Aim:
Copy every entry exactly.

□ □ □

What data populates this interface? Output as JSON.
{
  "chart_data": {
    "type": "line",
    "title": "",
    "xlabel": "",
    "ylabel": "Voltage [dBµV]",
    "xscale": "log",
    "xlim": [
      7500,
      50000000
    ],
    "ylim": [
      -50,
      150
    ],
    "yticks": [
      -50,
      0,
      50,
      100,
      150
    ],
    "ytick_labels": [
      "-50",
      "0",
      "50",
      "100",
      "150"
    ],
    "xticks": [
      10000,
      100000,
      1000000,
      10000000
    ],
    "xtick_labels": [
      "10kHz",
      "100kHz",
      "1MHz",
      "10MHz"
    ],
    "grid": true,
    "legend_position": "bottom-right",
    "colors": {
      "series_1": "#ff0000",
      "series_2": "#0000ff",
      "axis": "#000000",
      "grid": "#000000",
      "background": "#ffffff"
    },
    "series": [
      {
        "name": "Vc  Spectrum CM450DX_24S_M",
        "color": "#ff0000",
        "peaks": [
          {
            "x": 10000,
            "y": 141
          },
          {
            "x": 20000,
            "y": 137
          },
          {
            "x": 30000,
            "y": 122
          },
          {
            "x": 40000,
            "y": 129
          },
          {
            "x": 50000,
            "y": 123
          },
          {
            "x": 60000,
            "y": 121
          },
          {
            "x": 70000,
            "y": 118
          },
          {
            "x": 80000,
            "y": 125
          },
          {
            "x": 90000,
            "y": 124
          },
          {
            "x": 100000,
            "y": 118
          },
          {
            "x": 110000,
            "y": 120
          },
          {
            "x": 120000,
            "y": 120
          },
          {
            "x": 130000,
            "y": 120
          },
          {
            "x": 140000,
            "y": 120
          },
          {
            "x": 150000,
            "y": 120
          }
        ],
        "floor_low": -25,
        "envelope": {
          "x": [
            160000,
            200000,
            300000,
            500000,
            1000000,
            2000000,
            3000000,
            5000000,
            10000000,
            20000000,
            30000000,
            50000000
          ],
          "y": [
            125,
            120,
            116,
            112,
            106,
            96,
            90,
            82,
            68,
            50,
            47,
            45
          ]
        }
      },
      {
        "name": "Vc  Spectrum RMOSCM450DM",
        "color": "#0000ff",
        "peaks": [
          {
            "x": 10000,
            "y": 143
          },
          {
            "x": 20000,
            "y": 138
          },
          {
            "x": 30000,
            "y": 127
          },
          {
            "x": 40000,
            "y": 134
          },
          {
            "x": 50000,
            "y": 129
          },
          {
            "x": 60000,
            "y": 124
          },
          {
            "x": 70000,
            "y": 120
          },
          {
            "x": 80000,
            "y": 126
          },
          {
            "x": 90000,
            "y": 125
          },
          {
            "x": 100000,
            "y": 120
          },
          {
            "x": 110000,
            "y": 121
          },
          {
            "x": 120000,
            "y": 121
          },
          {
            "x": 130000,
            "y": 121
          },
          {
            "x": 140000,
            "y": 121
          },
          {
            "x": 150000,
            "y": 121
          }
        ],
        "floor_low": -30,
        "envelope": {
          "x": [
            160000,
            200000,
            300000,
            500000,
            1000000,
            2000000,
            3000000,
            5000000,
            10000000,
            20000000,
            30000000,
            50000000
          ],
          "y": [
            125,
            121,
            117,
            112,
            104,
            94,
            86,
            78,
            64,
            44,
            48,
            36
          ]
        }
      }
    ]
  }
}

□ □ □

The output:
What data populates this interface? Output as JSON.
{
  "chart_data": {
    "type": "line",
    "title": "",
    "xlabel": "",
    "ylabel": "Voltage [dBµV]",
    "xscale": "log",
    "xlim": [
      7500,
      50000000
    ],
    "ylim": [
      -50,
      150
    ],
    "yticks": [
      -50,
      0,
      50,
      100,
      150
    ],
    "ytick_labels": [
      "-50",
      "0",
      "50",
      "100",
      "150"
    ],
    "xticks": [
      10000,
      100000,
      1000000,
      10000000
    ],
    "xtick_labels": [
      "10kHz",
      "100kHz",
      "1MHz",
      "10MHz"
    ],
    "grid": true,
    "legend_position": "bottom-right",
    "colors": {
      "series_1": "#ff0000",
      "series_2": "#0000ff",
      "axis": "#000000",
      "grid": "#000000",
      "background": "#ffffff"
    },
    "series": [
      {
        "name": "Vc  Spectrum CM450DX_24S_M",
        "color": "#ff0000",
        "peaks": [
          {
            "x": 10000,
            "y": 141
          },
          {
            "x": 20000,
            "y": 137
          },
          {
            "x": 30000,
            "y": 122
          },
          {
            "x": 40000,
            "y": 129
          },
          {
            "x": 50000,
            "y": 123
          },
          {
            "x": 60000,
            "y": 121
          },
          {
            "x": 70000,
            "y": 118
          },
          {
            "x": 80000,
            "y": 125
          },
          {
            "x": 90000,
            "y": 124
          },
          {
            "x": 100000,
            "y": 118
          },
          {
            "x": 110000,
            "y": 120
          },
          {
            "x": 120000,
            "y": 120
          },
          {
            "x": 130000,
            "y": 120
          },
          {
            "x": 140000,
            "y": 120
          },
          {
            "x": 150000,
            "y": 120
          }
        ],
        "floor_low": -25,
        "envelope": {
          "x": [
            160000,
            200000,
            300000,
            500000,
            1000000,
            2000000,
            3000000,
            5000000,
            10000000,
            20000000,
            30000000,
            50000000
          ],
          "y": [
            125,
            120,
            116,
            112,
            106,
            96,
            90,
            82,
            68,
            50,
            47,
            45
          ]
        }
      },
      {
        "name": "Vc  Spectrum RMOSCM450DM",
        "color": "#0000ff",
        "peaks": [
          {
            "x": 10000,
            "y": 143
          },
          {
            "x": 20000,
            "y": 138
          },
          {
            "x": 30000,
            "y": 127
          },
          {
            "x": 40000,
            "y": 134
          },
          {
            "x": 50000,
            "y": 129
          },
          {
            "x": 60000,
            "y": 124
          },
          {
            "x": 70000,
            "y": 120
          },
          {
            "x": 80000,
            "y": 126
          },
          {
            "x": 90000,
            "y": 125
          },
          {
            "x": 100000,
            "y": 120
          },
          {
            "x": 110000,
            "y": 121
          },
          {
            "x": 120000,
            "y": 121
          },
          {
            "x": 130000,
            "y": 121
          },
          {
            "x": 140000,
            "y": 121
          },
          {
            "x": 150000,
            "y": 121
          }
        ],
        "floor_low": -30,
        "envelope": {
          "x": [
            160000,
            200000,
            300000,
            500000,
            1000000,
            2000000,
            3000000,
            5000000,
            10000000,
            20000000,
            30000000,
            50000000
          ],
          "y": [
            125,
            121,
            117,
            112,
            104,
            94,
            86,
            78,
            64,
            44,
            48,
            36
          ]
        }
      }
    ]
  }
}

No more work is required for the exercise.